- **SHORT PROBLEM**:
Show all lines of the listing that hold the word "right".

***** DATASET

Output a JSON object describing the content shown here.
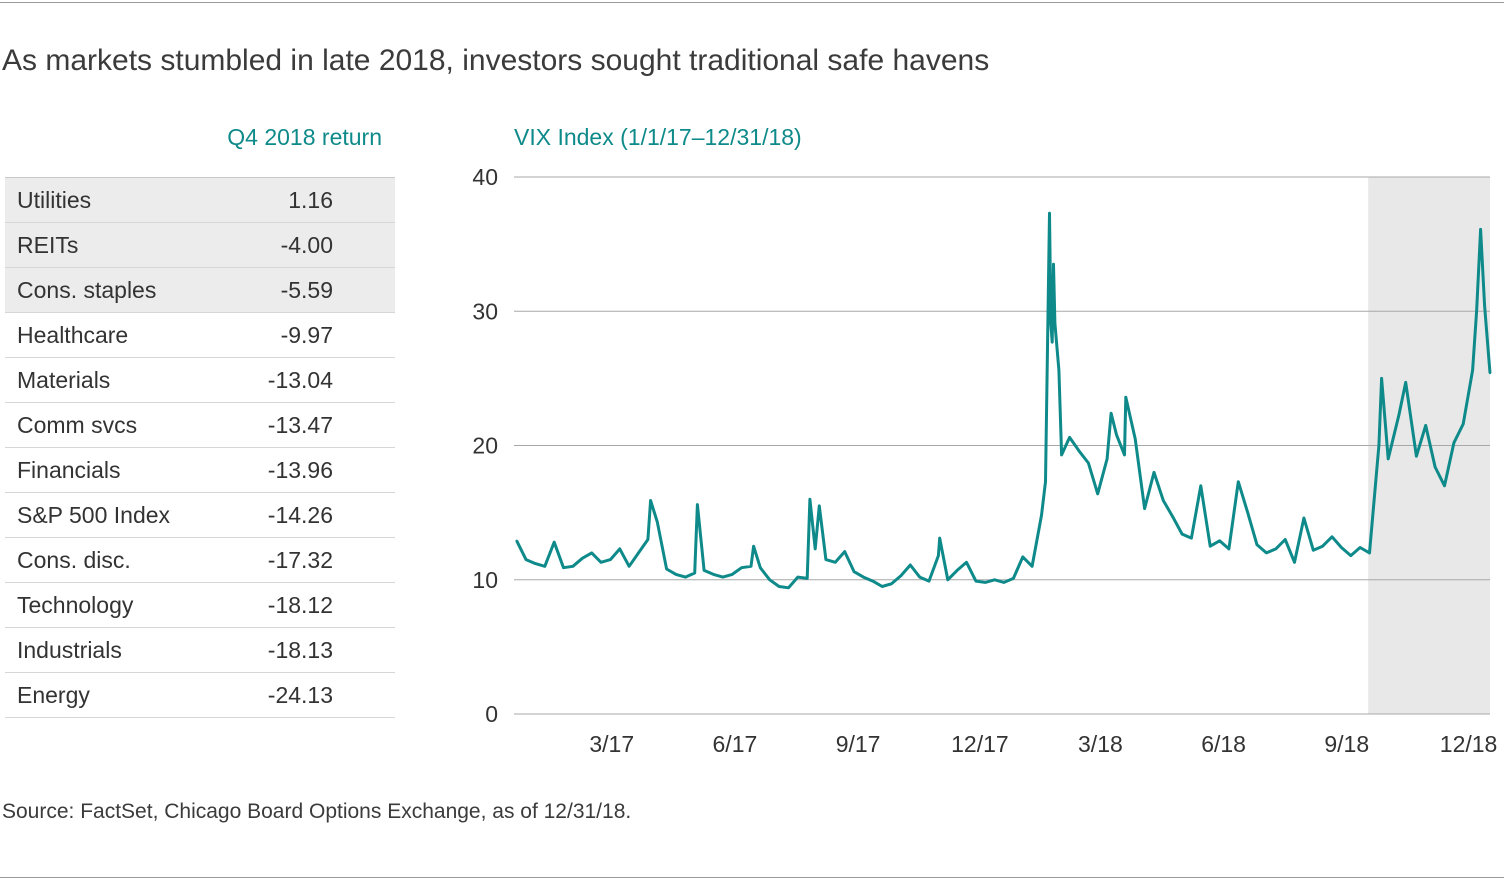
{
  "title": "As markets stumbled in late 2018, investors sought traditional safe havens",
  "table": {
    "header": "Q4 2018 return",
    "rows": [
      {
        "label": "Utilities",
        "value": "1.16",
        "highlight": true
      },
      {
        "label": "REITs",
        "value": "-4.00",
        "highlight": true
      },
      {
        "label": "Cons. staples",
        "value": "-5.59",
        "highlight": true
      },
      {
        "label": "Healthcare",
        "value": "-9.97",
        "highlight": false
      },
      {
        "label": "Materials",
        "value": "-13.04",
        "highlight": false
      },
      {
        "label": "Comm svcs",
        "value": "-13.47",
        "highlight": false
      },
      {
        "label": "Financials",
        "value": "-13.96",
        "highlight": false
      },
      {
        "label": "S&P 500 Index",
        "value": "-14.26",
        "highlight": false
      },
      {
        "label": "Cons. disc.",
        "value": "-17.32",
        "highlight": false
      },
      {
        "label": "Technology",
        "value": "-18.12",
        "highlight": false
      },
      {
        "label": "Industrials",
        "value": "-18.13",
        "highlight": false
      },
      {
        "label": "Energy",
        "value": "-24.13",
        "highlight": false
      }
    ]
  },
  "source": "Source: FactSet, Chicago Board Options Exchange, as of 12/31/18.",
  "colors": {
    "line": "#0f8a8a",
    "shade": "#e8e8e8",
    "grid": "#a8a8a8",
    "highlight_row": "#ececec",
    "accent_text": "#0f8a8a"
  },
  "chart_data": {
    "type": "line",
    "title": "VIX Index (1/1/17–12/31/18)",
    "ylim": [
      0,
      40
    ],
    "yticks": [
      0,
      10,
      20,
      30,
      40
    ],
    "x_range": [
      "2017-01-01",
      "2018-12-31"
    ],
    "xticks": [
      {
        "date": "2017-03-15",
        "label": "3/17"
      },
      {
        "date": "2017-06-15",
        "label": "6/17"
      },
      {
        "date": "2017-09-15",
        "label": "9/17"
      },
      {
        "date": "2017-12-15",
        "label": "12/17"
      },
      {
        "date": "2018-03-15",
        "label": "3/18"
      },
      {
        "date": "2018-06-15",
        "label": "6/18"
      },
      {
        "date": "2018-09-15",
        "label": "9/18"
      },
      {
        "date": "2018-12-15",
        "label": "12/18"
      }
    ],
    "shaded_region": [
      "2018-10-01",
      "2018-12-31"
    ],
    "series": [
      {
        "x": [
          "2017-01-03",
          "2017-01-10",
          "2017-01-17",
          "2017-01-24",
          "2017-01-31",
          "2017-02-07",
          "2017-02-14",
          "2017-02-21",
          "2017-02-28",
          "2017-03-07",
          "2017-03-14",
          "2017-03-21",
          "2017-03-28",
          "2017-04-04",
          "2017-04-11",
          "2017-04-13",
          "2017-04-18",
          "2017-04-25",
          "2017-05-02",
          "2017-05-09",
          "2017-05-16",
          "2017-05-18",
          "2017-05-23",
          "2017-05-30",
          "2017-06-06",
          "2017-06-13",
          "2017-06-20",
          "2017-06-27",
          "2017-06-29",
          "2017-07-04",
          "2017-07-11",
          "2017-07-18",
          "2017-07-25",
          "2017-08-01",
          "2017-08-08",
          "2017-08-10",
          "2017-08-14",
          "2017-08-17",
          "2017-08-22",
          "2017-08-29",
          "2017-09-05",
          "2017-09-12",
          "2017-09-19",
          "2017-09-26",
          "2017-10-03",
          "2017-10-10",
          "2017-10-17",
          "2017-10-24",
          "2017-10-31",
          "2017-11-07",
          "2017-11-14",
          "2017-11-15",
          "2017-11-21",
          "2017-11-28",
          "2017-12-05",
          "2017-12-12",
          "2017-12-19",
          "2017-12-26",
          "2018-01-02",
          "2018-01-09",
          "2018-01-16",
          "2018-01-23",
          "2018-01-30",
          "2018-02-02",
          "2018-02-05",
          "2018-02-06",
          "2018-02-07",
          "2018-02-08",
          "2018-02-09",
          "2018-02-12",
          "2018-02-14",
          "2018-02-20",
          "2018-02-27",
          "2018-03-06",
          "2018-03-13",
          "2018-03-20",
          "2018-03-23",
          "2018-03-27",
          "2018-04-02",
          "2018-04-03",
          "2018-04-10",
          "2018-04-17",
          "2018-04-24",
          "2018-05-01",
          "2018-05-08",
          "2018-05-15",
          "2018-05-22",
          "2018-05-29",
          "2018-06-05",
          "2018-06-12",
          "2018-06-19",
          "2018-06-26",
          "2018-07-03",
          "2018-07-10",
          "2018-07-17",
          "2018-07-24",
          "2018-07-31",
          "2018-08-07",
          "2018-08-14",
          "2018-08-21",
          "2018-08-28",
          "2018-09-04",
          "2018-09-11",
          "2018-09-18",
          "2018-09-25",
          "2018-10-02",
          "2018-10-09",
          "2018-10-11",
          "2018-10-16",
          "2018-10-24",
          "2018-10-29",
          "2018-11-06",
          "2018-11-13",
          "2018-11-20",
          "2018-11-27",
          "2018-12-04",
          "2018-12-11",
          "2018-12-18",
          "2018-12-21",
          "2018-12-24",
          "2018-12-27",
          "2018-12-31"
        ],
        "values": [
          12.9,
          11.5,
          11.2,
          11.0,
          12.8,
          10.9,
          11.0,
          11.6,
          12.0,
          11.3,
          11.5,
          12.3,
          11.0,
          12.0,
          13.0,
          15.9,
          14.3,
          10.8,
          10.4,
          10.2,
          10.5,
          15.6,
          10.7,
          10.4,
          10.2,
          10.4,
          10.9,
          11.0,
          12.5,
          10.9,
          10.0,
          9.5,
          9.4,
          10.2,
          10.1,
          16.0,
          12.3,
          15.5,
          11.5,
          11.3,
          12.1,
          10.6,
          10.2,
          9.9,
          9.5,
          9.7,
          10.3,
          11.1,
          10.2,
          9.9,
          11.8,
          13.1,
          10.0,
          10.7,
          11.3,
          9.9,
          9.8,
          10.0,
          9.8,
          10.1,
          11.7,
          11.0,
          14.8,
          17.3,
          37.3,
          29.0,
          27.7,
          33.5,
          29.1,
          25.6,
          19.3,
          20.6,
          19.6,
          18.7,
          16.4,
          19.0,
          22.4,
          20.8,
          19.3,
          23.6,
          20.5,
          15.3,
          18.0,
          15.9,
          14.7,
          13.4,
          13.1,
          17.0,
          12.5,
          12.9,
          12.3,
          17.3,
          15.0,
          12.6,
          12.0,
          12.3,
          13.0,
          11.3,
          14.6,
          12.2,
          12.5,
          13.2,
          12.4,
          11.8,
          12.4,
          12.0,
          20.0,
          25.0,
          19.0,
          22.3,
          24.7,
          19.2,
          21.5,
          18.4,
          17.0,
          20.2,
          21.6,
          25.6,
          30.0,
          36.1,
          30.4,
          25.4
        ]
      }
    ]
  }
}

**********
***** DATASET

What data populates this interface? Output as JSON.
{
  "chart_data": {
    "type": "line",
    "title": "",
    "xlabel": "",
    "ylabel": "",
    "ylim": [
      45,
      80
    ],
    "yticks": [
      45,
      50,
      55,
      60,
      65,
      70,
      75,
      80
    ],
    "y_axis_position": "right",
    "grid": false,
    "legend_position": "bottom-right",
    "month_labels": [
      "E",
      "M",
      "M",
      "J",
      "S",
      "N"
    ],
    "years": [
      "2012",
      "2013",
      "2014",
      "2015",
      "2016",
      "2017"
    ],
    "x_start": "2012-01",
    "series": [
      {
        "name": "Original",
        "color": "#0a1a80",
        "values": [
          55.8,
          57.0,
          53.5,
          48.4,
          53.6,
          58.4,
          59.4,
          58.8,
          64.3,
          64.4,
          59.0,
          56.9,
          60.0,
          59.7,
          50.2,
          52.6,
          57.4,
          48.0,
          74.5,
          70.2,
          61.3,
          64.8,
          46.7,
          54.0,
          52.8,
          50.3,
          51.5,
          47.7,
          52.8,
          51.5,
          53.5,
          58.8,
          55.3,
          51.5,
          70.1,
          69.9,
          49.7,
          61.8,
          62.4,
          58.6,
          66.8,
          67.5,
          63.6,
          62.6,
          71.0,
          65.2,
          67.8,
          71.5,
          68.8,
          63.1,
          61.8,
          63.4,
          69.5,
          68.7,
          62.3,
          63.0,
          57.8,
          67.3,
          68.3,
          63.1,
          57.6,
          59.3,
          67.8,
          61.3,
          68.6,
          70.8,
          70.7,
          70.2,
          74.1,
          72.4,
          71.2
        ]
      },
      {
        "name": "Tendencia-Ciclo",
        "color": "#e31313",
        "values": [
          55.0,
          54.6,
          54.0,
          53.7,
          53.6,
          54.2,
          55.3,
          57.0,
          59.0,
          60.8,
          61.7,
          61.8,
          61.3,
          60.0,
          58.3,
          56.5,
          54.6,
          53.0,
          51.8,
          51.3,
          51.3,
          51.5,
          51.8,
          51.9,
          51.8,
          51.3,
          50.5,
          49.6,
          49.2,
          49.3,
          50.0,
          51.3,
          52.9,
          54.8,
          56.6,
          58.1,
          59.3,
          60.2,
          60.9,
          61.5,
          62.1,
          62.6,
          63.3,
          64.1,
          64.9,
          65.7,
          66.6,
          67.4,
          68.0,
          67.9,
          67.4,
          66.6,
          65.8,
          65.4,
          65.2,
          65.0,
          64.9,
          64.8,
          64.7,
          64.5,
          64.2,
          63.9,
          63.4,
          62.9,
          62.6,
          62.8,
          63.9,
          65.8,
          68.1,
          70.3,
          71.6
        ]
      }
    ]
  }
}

**********
***** DATASET

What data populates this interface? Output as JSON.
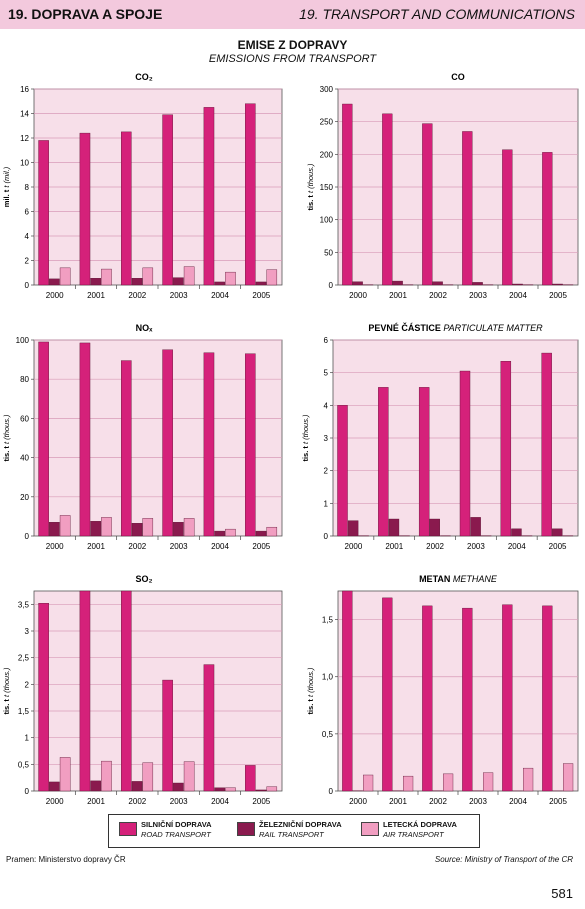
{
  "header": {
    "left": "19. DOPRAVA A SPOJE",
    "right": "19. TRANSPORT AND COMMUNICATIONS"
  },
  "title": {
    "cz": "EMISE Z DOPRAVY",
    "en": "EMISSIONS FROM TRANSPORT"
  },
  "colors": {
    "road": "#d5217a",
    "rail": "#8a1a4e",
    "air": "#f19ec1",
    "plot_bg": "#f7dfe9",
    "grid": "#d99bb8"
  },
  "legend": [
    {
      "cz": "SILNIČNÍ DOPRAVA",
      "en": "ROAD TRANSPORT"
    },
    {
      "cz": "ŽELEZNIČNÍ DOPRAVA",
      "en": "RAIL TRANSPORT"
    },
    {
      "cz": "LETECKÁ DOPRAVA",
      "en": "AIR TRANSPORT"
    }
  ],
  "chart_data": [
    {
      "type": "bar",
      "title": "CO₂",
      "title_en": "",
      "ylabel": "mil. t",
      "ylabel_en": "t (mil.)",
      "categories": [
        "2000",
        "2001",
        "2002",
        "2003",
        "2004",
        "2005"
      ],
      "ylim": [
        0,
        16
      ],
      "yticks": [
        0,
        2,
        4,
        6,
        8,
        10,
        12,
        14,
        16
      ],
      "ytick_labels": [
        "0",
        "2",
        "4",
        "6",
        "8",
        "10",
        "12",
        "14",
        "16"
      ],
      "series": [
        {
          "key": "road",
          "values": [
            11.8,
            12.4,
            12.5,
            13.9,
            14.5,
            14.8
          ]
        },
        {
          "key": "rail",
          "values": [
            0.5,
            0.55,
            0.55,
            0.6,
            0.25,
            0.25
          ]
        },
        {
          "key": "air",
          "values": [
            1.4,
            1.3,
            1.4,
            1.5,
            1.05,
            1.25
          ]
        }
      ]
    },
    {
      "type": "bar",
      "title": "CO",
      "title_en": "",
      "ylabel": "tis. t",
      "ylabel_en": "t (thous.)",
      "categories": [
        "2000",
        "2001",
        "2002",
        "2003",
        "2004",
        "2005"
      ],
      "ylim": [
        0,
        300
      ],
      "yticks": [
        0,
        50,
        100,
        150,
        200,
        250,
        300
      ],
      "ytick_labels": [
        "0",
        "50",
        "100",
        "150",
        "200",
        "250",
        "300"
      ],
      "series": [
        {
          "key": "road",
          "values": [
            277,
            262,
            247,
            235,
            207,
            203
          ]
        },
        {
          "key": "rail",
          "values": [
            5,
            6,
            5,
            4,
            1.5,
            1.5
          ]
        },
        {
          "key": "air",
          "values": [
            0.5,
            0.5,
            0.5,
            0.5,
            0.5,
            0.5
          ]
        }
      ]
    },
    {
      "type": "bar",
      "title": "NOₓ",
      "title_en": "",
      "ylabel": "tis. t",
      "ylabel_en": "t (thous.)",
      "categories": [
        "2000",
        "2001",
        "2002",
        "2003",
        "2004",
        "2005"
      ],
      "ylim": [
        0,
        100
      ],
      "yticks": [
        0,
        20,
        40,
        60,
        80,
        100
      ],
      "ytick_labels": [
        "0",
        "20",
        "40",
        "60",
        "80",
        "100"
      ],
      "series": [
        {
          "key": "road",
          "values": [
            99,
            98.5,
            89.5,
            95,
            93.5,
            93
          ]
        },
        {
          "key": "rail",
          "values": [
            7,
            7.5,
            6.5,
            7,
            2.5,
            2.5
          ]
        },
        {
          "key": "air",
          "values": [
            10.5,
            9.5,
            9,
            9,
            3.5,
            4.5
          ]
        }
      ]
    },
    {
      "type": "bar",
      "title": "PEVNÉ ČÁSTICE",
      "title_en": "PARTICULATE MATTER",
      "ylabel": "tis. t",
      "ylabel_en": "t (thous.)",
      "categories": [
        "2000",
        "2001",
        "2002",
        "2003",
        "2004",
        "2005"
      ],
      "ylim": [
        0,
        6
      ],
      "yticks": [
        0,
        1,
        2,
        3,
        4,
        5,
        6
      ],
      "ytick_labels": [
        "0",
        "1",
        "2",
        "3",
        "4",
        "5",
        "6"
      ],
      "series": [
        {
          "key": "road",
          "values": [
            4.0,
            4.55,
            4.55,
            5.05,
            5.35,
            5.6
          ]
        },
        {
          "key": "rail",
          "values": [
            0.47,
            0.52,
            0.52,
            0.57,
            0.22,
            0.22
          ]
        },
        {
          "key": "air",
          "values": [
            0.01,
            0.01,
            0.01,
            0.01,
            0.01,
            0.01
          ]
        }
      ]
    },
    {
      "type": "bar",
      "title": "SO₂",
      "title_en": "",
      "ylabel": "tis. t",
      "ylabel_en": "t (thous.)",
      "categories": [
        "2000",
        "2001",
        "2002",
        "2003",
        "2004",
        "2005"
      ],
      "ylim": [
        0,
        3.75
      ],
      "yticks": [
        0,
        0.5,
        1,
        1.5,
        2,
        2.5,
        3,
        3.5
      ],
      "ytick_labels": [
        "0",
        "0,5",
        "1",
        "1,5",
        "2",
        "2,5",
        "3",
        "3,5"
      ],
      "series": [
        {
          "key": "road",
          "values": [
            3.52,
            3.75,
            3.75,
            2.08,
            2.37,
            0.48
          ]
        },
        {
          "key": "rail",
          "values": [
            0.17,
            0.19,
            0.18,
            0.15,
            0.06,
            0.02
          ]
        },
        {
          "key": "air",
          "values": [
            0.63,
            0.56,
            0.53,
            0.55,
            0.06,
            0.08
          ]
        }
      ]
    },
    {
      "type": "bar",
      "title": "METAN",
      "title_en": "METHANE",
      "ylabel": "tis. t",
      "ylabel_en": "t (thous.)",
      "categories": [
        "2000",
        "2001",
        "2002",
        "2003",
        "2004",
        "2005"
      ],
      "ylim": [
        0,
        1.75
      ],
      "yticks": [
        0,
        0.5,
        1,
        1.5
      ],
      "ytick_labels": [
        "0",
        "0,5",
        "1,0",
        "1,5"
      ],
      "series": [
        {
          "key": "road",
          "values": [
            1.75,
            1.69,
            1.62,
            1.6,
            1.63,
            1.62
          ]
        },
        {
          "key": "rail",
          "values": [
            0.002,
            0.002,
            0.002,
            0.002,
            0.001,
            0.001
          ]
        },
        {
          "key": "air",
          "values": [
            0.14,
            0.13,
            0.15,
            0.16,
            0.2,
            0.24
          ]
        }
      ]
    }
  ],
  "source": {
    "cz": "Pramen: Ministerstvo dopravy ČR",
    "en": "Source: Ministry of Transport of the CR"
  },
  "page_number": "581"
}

**********

- **CORRECT RESPONSE**:
    "y_axis_position": "right",
    "legend_position": "bottom-right",
    "right": "19. TRANSPORT AND COMMUNICATIONS"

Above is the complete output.